WRITTEN EXERCISE: Do not copy the pictures; transcribe all other material exactly.

DATASET EXCERPTS:
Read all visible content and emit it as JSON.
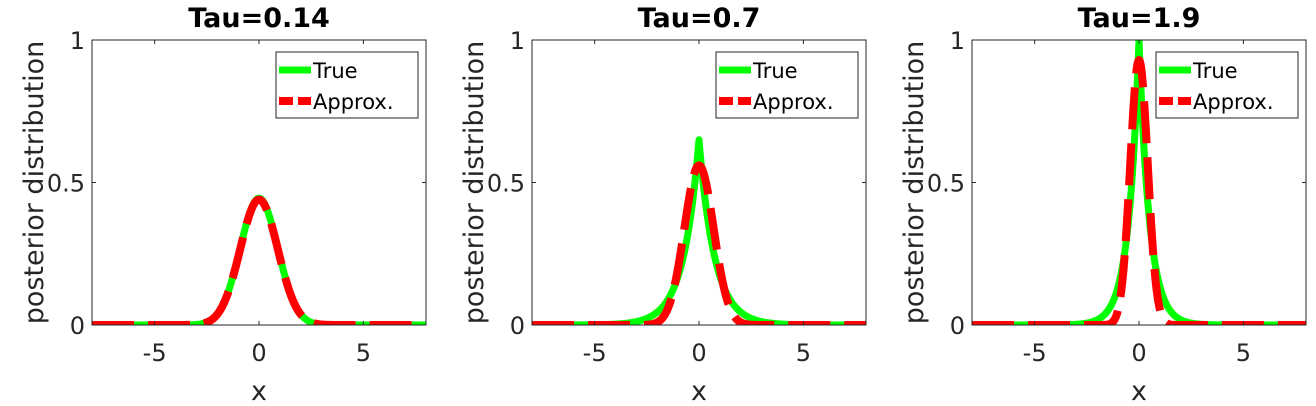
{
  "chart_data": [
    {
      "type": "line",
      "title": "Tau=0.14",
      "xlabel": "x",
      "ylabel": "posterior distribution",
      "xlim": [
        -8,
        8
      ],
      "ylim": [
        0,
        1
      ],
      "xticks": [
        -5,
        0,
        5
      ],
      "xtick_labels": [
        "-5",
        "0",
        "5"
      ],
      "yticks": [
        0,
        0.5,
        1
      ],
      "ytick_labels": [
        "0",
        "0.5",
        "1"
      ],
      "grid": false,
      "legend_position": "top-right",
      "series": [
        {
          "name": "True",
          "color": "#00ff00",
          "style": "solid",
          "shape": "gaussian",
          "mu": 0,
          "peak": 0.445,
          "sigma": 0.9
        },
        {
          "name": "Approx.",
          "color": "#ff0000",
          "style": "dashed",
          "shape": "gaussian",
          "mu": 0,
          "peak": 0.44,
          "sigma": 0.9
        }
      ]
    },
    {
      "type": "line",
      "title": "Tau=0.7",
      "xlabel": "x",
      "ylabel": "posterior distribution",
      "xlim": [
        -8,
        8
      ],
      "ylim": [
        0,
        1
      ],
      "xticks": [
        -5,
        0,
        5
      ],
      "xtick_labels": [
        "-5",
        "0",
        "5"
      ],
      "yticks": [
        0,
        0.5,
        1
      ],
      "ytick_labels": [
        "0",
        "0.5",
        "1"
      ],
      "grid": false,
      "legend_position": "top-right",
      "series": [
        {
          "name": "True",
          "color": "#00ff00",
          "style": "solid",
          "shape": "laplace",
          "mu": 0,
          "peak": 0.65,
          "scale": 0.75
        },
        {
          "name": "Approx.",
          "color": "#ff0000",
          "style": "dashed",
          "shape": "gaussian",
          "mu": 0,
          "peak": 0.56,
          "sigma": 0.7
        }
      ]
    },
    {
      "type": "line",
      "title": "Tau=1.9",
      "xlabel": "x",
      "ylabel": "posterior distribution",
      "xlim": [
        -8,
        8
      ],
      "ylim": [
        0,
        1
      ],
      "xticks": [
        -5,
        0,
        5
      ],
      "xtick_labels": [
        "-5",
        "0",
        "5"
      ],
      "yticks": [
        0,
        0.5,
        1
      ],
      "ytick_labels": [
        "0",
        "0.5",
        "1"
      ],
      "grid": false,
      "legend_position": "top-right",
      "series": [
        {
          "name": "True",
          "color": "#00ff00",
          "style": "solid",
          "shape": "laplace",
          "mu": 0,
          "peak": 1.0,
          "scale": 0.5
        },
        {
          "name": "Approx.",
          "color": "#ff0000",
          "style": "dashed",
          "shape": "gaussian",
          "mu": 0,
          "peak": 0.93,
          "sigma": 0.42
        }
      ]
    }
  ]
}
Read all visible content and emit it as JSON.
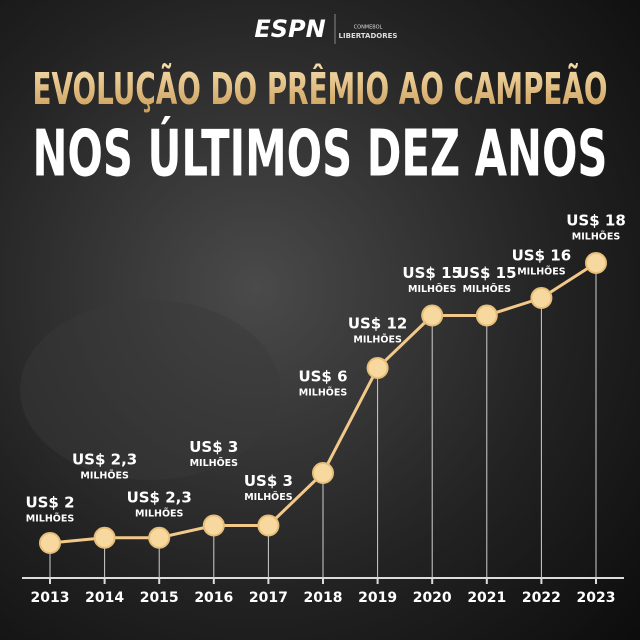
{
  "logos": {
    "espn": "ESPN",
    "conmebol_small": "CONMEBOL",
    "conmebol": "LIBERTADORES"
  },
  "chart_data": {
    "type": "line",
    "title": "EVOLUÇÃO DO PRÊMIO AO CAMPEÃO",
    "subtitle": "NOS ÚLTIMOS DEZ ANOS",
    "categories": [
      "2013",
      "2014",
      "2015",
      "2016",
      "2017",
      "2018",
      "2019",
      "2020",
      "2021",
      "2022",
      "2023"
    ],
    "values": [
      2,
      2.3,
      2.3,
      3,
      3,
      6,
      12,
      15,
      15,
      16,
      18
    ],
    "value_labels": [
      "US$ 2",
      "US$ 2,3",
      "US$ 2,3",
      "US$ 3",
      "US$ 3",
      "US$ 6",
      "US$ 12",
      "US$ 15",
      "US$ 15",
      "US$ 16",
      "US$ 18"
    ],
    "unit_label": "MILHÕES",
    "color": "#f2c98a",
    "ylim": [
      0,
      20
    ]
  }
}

TASK RESPONSE:
Read all visible content and emit it as JSON.
{
  "chart_data": [
    {
      "type": "line",
      "title": "Tau=0.14",
      "xlabel": "x",
      "ylabel": "posterior distribution",
      "xlim": [
        -8,
        8
      ],
      "ylim": [
        0,
        1
      ],
      "xticks": [
        -5,
        0,
        5
      ],
      "xtick_labels": [
        "-5",
        "0",
        "5"
      ],
      "yticks": [
        0,
        0.5,
        1
      ],
      "ytick_labels": [
        "0",
        "0.5",
        "1"
      ],
      "grid": false,
      "legend_position": "top-right",
      "series": [
        {
          "name": "True",
          "color": "#00ff00",
          "style": "solid",
          "shape": "gaussian",
          "mu": 0,
          "peak": 0.445,
          "sigma": 0.9
        },
        {
          "name": "Approx.",
          "color": "#ff0000",
          "style": "dashed",
          "shape": "gaussian",
          "mu": 0,
          "peak": 0.44,
          "sigma": 0.9
        }
      ]
    },
    {
      "type": "line",
      "title": "Tau=0.7",
      "xlabel": "x",
      "ylabel": "posterior distribution",
      "xlim": [
        -8,
        8
      ],
      "ylim": [
        0,
        1
      ],
      "xticks": [
        -5,
        0,
        5
      ],
      "xtick_labels": [
        "-5",
        "0",
        "5"
      ],
      "yticks": [
        0,
        0.5,
        1
      ],
      "ytick_labels": [
        "0",
        "0.5",
        "1"
      ],
      "grid": false,
      "legend_position": "top-right",
      "series": [
        {
          "name": "True",
          "color": "#00ff00",
          "style": "solid",
          "shape": "laplace",
          "mu": 0,
          "peak": 0.65,
          "scale": 0.75
        },
        {
          "name": "Approx.",
          "color": "#ff0000",
          "style": "dashed",
          "shape": "gaussian",
          "mu": 0,
          "peak": 0.56,
          "sigma": 0.7
        }
      ]
    },
    {
      "type": "line",
      "title": "Tau=1.9",
      "xlabel": "x",
      "ylabel": "posterior distribution",
      "xlim": [
        -8,
        8
      ],
      "ylim": [
        0,
        1
      ],
      "xticks": [
        -5,
        0,
        5
      ],
      "xtick_labels": [
        "-5",
        "0",
        "5"
      ],
      "yticks": [
        0,
        0.5,
        1
      ],
      "ytick_labels": [
        "0",
        "0.5",
        "1"
      ],
      "grid": false,
      "legend_position": "top-right",
      "series": [
        {
          "name": "True",
          "color": "#00ff00",
          "style": "solid",
          "shape": "laplace",
          "mu": 0,
          "peak": 1.0,
          "scale": 0.5
        },
        {
          "name": "Approx.",
          "color": "#ff0000",
          "style": "dashed",
          "shape": "gaussian",
          "mu": 0,
          "peak": 0.93,
          "sigma": 0.42
        }
      ]
    }
  ]
}
Read all visible content and emit it as JSON.
{
  "logos": {
    "espn": "ESPN",
    "conmebol_small": "CONMEBOL",
    "conmebol": "LIBERTADORES"
  },
  "chart_data": {
    "type": "line",
    "title": "EVOLUÇÃO DO PRÊMIO AO CAMPEÃO",
    "subtitle": "NOS ÚLTIMOS DEZ ANOS",
    "categories": [
      "2013",
      "2014",
      "2015",
      "2016",
      "2017",
      "2018",
      "2019",
      "2020",
      "2021",
      "2022",
      "2023"
    ],
    "values": [
      2,
      2.3,
      2.3,
      3,
      3,
      6,
      12,
      15,
      15,
      16,
      18
    ],
    "value_labels": [
      "US$ 2",
      "US$ 2,3",
      "US$ 2,3",
      "US$ 3",
      "US$ 3",
      "US$ 6",
      "US$ 12",
      "US$ 15",
      "US$ 15",
      "US$ 16",
      "US$ 18"
    ],
    "unit_label": "MILHÕES",
    "color": "#f2c98a",
    "ylim": [
      0,
      20
    ]
  }
}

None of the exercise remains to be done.